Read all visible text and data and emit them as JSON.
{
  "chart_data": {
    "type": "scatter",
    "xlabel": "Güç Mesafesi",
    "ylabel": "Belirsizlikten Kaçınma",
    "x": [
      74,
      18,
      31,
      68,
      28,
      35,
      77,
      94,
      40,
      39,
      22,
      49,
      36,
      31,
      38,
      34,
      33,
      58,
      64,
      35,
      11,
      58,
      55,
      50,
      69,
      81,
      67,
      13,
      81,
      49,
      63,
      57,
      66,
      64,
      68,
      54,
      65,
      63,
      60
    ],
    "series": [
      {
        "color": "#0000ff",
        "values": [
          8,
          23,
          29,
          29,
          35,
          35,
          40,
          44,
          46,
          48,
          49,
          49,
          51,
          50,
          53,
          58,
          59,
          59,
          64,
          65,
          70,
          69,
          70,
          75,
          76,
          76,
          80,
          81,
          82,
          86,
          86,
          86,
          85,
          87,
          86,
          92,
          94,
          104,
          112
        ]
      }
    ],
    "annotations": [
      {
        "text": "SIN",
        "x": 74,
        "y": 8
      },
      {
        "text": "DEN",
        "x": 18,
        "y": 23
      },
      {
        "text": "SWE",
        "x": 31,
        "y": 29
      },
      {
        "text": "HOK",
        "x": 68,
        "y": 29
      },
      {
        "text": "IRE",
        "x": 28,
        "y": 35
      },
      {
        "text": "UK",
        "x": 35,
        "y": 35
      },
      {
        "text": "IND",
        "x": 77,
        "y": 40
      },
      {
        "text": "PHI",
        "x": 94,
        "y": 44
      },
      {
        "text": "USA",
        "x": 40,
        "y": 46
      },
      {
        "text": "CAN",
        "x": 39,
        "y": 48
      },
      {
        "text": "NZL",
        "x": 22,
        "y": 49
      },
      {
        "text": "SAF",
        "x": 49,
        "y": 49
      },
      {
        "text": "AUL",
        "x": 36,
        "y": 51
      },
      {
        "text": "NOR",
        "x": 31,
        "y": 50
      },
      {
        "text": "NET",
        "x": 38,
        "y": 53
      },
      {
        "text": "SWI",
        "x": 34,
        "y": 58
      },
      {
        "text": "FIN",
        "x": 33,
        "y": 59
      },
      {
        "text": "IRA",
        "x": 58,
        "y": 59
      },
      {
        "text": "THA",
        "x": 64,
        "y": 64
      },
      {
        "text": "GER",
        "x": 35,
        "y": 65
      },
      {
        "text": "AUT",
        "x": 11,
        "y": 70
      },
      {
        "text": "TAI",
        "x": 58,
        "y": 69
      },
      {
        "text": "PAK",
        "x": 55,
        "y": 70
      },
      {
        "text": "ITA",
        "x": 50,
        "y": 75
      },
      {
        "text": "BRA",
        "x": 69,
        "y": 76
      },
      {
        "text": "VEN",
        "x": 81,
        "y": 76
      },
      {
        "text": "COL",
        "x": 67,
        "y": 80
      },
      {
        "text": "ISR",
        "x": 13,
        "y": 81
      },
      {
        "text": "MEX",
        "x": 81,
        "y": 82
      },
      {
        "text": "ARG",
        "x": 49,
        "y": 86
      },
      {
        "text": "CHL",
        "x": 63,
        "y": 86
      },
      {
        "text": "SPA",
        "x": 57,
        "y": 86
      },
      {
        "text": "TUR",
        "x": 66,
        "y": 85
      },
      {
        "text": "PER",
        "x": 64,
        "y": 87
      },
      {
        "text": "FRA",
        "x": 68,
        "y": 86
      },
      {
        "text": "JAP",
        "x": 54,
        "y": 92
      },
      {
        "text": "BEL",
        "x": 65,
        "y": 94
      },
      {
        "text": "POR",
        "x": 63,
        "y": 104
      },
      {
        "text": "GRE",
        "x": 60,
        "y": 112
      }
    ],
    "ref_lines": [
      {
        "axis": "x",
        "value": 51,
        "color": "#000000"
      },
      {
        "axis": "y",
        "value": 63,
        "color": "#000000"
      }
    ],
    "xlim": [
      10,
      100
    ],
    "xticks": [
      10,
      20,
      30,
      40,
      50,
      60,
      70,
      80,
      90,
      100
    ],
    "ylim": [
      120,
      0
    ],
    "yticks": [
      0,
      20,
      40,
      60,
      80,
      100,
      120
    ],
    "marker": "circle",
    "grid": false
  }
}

┄┄┄┄┄┄┄┄┄┄

• _PROMPT_:
Your task is to repeat each line of the material exactly.

• _CORRECT OUTPUT_:
Read all visible text and data and emit them as JSON.
{
  "chart_data": {
    "type": "scatter",
    "xlabel": "Güç Mesafesi",
    "ylabel": "Belirsizlikten Kaçınma",
    "x": [
      74,
      18,
      31,
      68,
      28,
      35,
      77,
      94,
      40,
      39,
      22,
      49,
      36,
      31,
      38,
      34,
      33,
      58,
      64,
      35,
      11,
      58,
      55,
      50,
      69,
      81,
      67,
      13,
      81,
      49,
      63,
      57,
      66,
      64,
      68,
      54,
      65,
      63,
      60
    ],
    "series": [
      {
        "color": "#0000ff",
        "values": [
          8,
          23,
          29,
          29,
          35,
          35,
          40,
          44,
          46,
          48,
          49,
          49,
          51,
          50,
          53,
          58,
          59,
          59,
          64,
          65,
          70,
          69,
          70,
          75,
          76,
          76,
          80,
          81,
          82,
          86,
          86,
          86,
          85,
          87,
          86,
          92,
          94,
          104,
          112
        ]
      }
    ],
    "annotations": [
      {
        "text": "SIN",
        "x": 74,
        "y": 8
      },
      {
        "text": "DEN",
        "x": 18,
        "y": 23
      },
      {
        "text": "SWE",
        "x": 31,
        "y": 29
      },
      {
        "text": "HOK",
        "x": 68,
        "y": 29
      },
      {
        "text": "IRE",
        "x": 28,
        "y": 35
      },
      {
        "text": "UK",
        "x": 35,
        "y": 35
      },
      {
        "text": "IND",
        "x": 77,
        "y": 40
      },
      {
        "text": "PHI",
        "x": 94,
        "y": 44
      },
      {
        "text": "USA",
        "x": 40,
        "y": 46
      },
      {
        "text": "CAN",
        "x": 39,
        "y": 48
      },
      {
        "text": "NZL",
        "x": 22,
        "y": 49
      },
      {
        "text": "SAF",
        "x": 49,
        "y": 49
      },
      {
        "text": "AUL",
        "x": 36,
        "y": 51
      },
      {
        "text": "NOR",
        "x": 31,
        "y": 50
      },
      {
        "text": "NET",
        "x": 38,
        "y": 53
      },
      {
        "text": "SWI",
        "x": 34,
        "y": 58
      },
      {
        "text": "FIN",
        "x": 33,
        "y": 59
      },
      {
        "text": "IRA",
        "x": 58,
        "y": 59
      },
      {
        "text": "THA",
        "x": 64,
        "y": 64
      },
      {
        "text": "GER",
        "x": 35,
        "y": 65
      },
      {
        "text": "AUT",
        "x": 11,
        "y": 70
      },
      {
        "text": "TAI",
        "x": 58,
        "y": 69
      },
      {
        "text": "PAK",
        "x": 55,
        "y": 70
      },
      {
        "text": "ITA",
        "x": 50,
        "y": 75
      },
      {
        "text": "BRA",
        "x": 69,
        "y": 76
      },
      {
        "text": "VEN",
        "x": 81,
        "y": 76
      },
      {
        "text": "COL",
        "x": 67,
        "y": 80
      },
      {
        "text": "ISR",
        "x": 13,
        "y": 81
      },
      {
        "text": "MEX",
        "x": 81,
        "y": 82
      },
      {
        "text": "ARG",
        "x": 49,
        "y": 86
      },
      {
        "text": "CHL",
        "x": 63,
        "y": 86
      },
      {
        "text": "SPA",
        "x": 57,
        "y": 86
      },
      {
        "text": "TUR",
        "x": 66,
        "y": 85
      },
      {
        "text": "PER",
        "x": 64,
        "y": 87
      },
      {
        "text": "FRA",
        "x": 68,
        "y": 86
      },
      {
        "text": "JAP",
        "x": 54,
        "y": 92
      },
      {
        "text": "BEL",
        "x": 65,
        "y": 94
      },
      {
        "text": "POR",
        "x": 63,
        "y": 104
      },
      {
        "text": "GRE",
        "x": 60,
        "y": 112
      }
    ],
    "ref_lines": [
      {
        "axis": "x",
        "value": 51,
        "color": "#000000"
      },
      {
        "axis": "y",
        "value": 63,
        "color": "#000000"
      }
    ],
    "xlim": [
      10,
      100
    ],
    "xticks": [
      10,
      20,
      30,
      40,
      50,
      60,
      70,
      80,
      90,
      100
    ],
    "ylim": [
      120,
      0
    ],
    "yticks": [
      0,
      20,
      40,
      60,
      80,
      100,
      120
    ],
    "marker": "circle",
    "grid": false
  }
}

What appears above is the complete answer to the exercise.